---- Source data

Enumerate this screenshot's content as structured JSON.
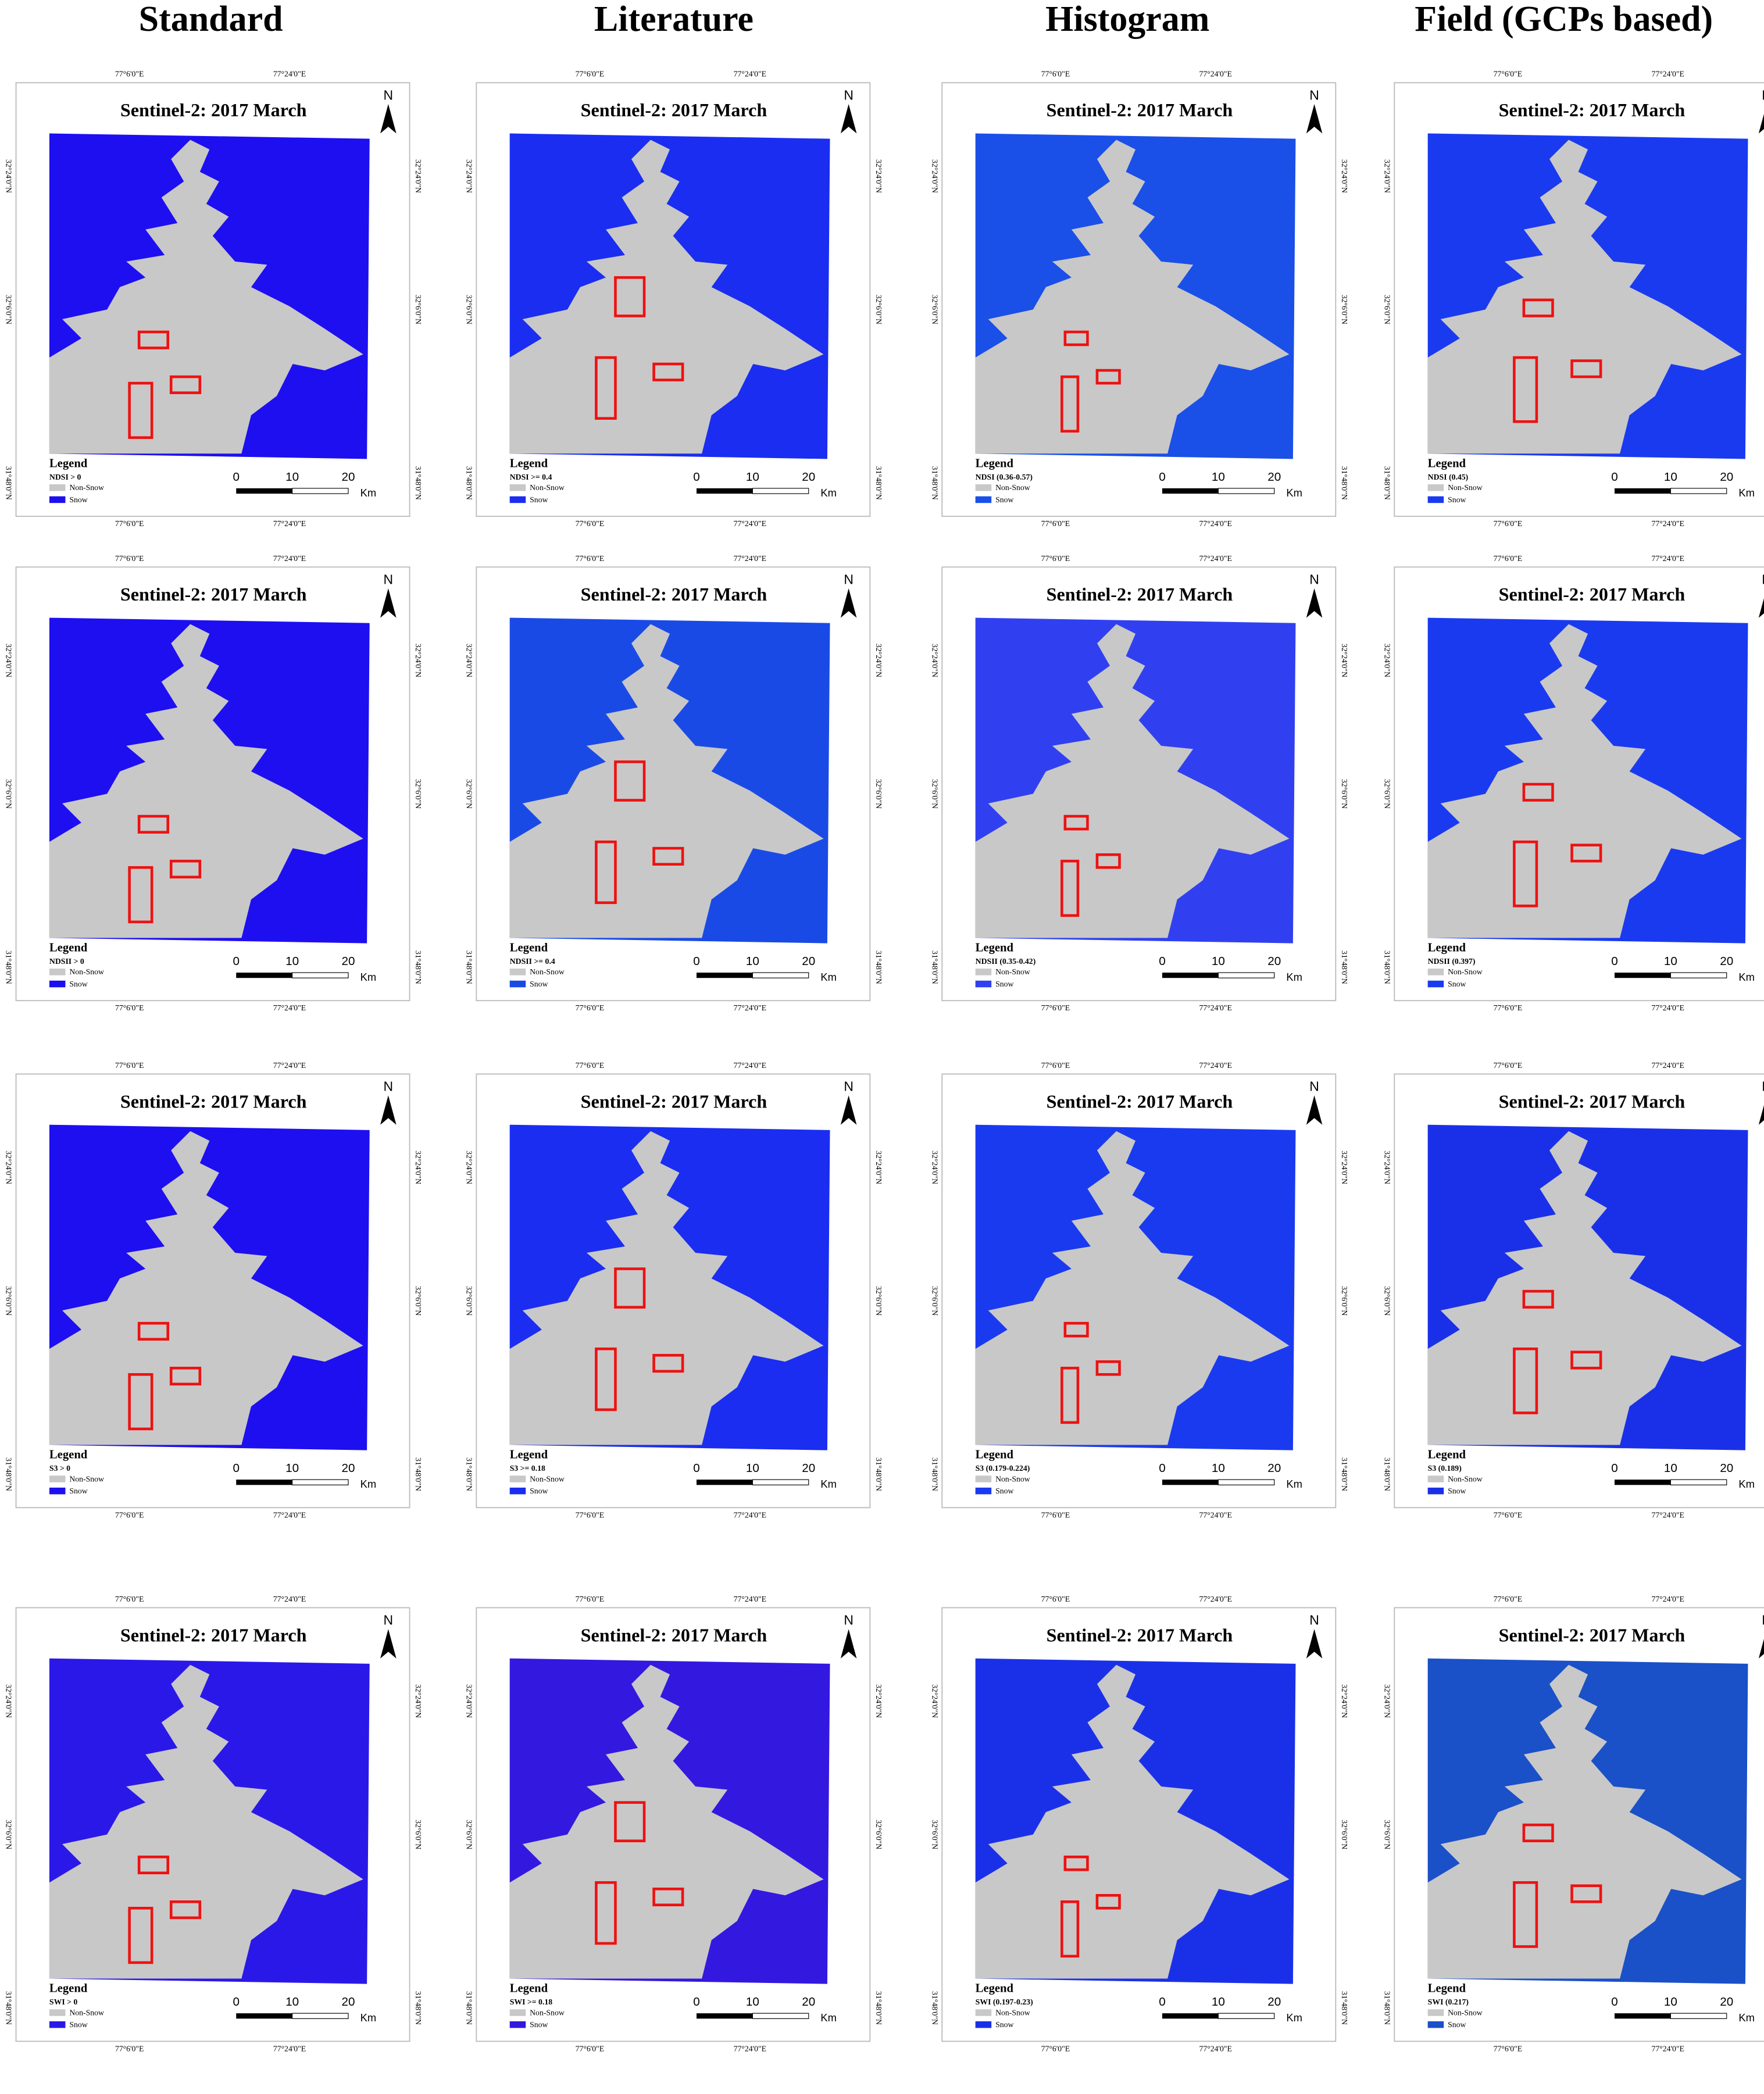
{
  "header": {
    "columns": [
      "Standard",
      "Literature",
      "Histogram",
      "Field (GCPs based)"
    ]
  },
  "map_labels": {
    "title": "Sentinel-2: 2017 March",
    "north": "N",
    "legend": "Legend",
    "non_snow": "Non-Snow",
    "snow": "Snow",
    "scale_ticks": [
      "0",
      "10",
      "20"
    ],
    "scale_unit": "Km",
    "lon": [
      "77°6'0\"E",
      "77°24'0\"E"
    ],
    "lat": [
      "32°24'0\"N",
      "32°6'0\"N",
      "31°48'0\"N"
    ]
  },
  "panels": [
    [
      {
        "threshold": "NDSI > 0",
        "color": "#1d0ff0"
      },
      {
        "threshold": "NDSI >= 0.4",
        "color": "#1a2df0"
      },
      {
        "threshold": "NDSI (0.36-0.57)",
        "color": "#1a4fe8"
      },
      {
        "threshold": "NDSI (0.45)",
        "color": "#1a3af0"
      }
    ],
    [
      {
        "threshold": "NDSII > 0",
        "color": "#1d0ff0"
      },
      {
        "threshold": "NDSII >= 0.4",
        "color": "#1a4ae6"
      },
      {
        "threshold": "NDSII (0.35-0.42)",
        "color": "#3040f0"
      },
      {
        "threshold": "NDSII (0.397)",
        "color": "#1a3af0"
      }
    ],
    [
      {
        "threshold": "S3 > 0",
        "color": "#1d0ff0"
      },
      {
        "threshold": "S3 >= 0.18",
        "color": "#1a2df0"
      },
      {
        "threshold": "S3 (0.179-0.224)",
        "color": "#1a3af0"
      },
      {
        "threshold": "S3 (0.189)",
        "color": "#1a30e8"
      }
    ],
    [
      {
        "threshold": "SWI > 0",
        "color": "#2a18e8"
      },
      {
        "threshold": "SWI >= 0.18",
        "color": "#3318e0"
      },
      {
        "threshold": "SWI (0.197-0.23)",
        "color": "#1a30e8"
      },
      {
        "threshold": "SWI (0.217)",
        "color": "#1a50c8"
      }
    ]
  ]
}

--------

Problem to work on:
Leave out the pictures, and give all the records again exactly.

Solved exercise:
Enumerate this screenshot's content as structured JSON.
{
  "header": {
    "columns": [
      "Standard",
      "Literature",
      "Histogram",
      "Field (GCPs based)"
    ]
  },
  "map_labels": {
    "title": "Sentinel-2: 2017 March",
    "north": "N",
    "legend": "Legend",
    "non_snow": "Non-Snow",
    "snow": "Snow",
    "scale_ticks": [
      "0",
      "10",
      "20"
    ],
    "scale_unit": "Km",
    "lon": [
      "77°6'0\"E",
      "77°24'0\"E"
    ],
    "lat": [
      "32°24'0\"N",
      "32°6'0\"N",
      "31°48'0\"N"
    ]
  },
  "panels": [
    [
      {
        "threshold": "NDSI > 0",
        "color": "#1d0ff0"
      },
      {
        "threshold": "NDSI >= 0.4",
        "color": "#1a2df0"
      },
      {
        "threshold": "NDSI (0.36-0.57)",
        "color": "#1a4fe8"
      },
      {
        "threshold": "NDSI (0.45)",
        "color": "#1a3af0"
      }
    ],
    [
      {
        "threshold": "NDSII > 0",
        "color": "#1d0ff0"
      },
      {
        "threshold": "NDSII >= 0.4",
        "color": "#1a4ae6"
      },
      {
        "threshold": "NDSII (0.35-0.42)",
        "color": "#3040f0"
      },
      {
        "threshold": "NDSII (0.397)",
        "color": "#1a3af0"
      }
    ],
    [
      {
        "threshold": "S3 > 0",
        "color": "#1d0ff0"
      },
      {
        "threshold": "S3 >= 0.18",
        "color": "#1a2df0"
      },
      {
        "threshold": "S3 (0.179-0.224)",
        "color": "#1a3af0"
      },
      {
        "threshold": "S3 (0.189)",
        "color": "#1a30e8"
      }
    ],
    [
      {
        "threshold": "SWI > 0",
        "color": "#2a18e8"
      },
      {
        "threshold": "SWI >= 0.18",
        "color": "#3318e0"
      },
      {
        "threshold": "SWI (0.197-0.23)",
        "color": "#1a30e8"
      },
      {
        "threshold": "SWI (0.217)",
        "color": "#1a50c8"
      }
    ]
  ]
}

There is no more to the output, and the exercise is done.